PROBLEM STATEMENT:
From the listing below, select every line where the word "美丽乡村" appears.

---------- DATA SECTION

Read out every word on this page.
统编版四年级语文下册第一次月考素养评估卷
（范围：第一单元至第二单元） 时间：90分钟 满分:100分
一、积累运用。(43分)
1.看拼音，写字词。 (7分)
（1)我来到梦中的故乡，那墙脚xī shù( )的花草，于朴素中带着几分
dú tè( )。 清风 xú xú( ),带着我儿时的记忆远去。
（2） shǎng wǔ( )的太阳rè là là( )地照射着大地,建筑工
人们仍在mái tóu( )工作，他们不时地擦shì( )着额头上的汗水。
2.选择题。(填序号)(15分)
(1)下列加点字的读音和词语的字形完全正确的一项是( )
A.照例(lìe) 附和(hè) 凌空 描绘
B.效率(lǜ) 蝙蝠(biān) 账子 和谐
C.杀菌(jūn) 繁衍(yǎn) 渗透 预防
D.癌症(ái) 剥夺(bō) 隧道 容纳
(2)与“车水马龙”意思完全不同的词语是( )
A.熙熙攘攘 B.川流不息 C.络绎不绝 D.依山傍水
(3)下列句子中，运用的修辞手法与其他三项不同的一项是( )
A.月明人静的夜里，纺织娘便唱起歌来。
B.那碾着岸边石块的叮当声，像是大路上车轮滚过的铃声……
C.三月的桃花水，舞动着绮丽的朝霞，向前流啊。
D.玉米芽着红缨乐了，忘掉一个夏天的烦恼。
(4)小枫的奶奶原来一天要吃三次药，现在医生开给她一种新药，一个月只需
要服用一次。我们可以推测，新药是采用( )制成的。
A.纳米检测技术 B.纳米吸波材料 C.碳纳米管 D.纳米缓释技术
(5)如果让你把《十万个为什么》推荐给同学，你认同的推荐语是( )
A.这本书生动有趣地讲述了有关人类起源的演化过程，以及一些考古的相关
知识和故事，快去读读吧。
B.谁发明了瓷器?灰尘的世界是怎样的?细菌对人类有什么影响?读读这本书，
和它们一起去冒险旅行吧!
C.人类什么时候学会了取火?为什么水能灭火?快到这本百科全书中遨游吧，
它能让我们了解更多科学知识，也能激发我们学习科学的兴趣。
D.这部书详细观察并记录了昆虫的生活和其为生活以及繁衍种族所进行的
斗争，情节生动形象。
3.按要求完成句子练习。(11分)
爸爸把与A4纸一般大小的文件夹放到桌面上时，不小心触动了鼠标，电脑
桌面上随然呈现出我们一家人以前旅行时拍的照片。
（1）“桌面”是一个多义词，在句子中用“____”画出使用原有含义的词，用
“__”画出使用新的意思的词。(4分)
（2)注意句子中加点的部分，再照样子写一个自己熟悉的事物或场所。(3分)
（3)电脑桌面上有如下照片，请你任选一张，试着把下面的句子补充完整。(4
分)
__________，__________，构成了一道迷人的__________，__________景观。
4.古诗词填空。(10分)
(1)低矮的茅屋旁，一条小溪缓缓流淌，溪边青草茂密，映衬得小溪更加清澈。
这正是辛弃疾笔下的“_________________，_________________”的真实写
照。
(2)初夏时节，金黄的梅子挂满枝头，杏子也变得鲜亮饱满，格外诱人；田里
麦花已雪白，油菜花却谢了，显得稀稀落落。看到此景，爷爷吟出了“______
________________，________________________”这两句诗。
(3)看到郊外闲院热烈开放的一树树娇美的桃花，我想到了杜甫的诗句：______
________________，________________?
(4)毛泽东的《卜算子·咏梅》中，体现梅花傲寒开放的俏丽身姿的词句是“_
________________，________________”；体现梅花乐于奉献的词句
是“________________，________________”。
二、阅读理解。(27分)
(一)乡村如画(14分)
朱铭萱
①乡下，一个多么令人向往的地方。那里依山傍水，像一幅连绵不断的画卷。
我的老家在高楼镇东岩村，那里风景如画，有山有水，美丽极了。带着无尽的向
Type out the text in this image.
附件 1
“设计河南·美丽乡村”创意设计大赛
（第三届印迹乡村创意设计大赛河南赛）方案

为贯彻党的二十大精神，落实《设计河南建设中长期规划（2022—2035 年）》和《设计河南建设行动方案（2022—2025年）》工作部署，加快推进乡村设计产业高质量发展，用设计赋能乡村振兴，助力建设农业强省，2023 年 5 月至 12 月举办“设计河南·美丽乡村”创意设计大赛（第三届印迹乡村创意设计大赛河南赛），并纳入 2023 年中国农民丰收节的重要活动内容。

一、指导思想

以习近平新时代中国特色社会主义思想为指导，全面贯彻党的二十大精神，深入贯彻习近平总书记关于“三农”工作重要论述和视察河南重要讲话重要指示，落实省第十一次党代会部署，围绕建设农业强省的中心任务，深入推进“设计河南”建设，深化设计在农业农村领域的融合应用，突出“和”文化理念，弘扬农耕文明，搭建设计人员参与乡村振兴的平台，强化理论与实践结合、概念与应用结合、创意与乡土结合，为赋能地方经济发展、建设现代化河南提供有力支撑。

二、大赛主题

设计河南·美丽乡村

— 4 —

--------------------

RESPONSE FOR THIS EXERCISE:
“设计河南·美丽乡村”创意设计大赛
为贯彻党的二十大精神，落实《设计河南建设中长期规划（2022—2035 年）》和《设计河南建设行动方案（2022—2025年）》工作部署，加快推进乡村设计产业高质量发展，用设计赋能乡村振兴，助力建设农业强省，2023 年 5 月至 12 月举办“设计河南·美丽乡村”创意设计大赛（第三届印迹乡村创意设计大赛河南赛），并纳入 2023 年中国农民丰收节的重要活动内容。
设计河南·美丽乡村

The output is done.